* **RECORDED INFORMATION**
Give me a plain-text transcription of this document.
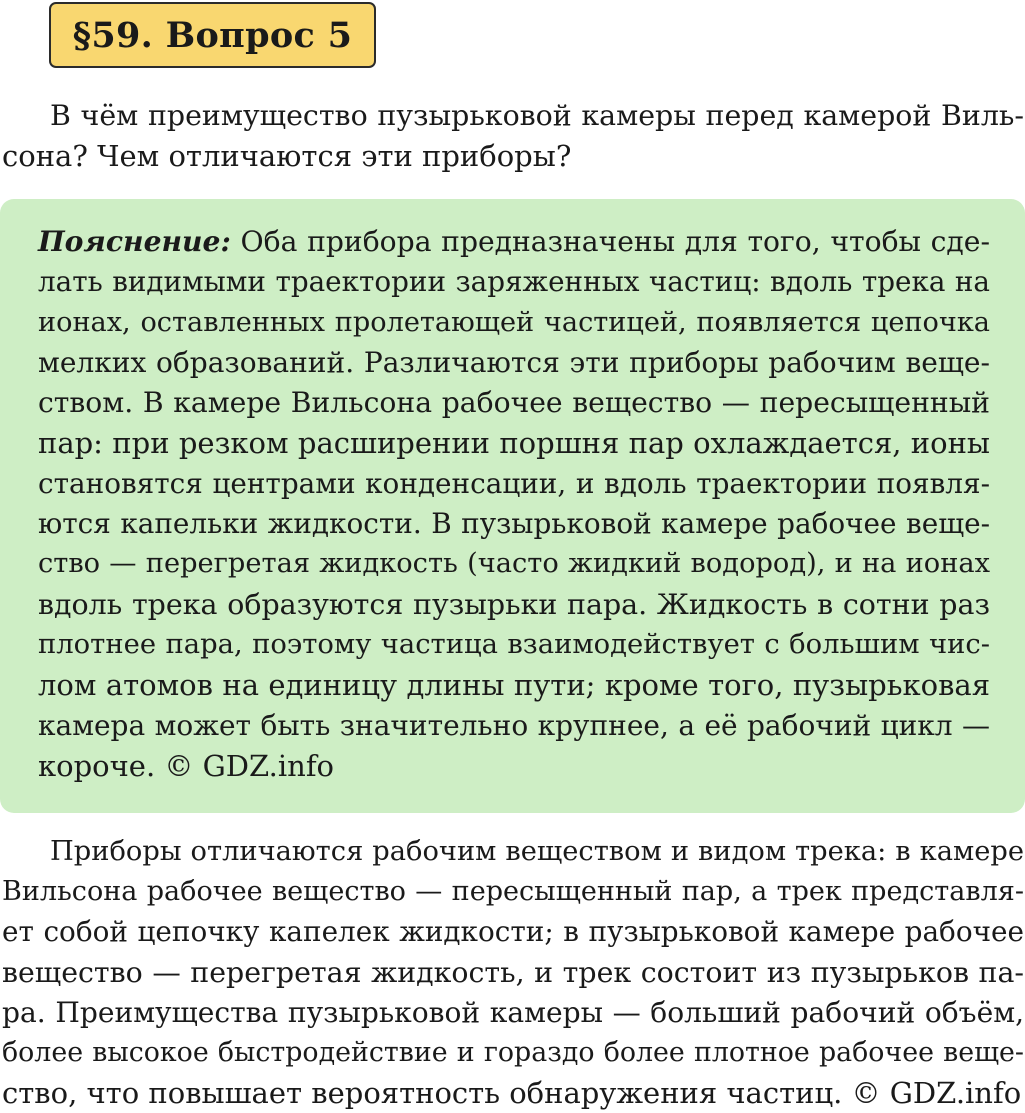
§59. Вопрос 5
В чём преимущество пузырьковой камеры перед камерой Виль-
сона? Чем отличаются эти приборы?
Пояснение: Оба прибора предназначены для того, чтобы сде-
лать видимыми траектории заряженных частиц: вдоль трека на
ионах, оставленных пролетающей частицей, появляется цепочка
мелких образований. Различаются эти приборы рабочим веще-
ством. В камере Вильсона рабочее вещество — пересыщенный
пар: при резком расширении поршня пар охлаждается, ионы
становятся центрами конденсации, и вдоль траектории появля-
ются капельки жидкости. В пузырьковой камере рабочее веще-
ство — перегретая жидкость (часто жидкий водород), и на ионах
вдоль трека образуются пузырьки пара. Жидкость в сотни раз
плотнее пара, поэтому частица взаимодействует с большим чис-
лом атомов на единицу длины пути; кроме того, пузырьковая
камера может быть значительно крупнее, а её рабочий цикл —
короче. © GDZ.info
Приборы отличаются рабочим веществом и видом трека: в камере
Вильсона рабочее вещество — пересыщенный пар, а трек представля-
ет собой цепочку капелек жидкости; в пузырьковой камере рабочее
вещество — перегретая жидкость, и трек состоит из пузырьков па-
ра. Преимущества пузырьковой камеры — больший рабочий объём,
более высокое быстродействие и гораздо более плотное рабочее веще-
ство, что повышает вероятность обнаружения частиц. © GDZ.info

* **TASK REQUIREMENTS**
Report each line in the preceding entries that holds the string "пузырьковой".

* **EXERCISE SOLUTION**
В чём преимущество пузырьковой камеры перед камерой Виль-
ются капельки жидкости. В пузырьковой камере рабочее веще-
ет собой цепочку капелек жидкости; в пузырьковой камере рабочее
ра. Преимущества пузырьковой камеры — больший рабочий объём,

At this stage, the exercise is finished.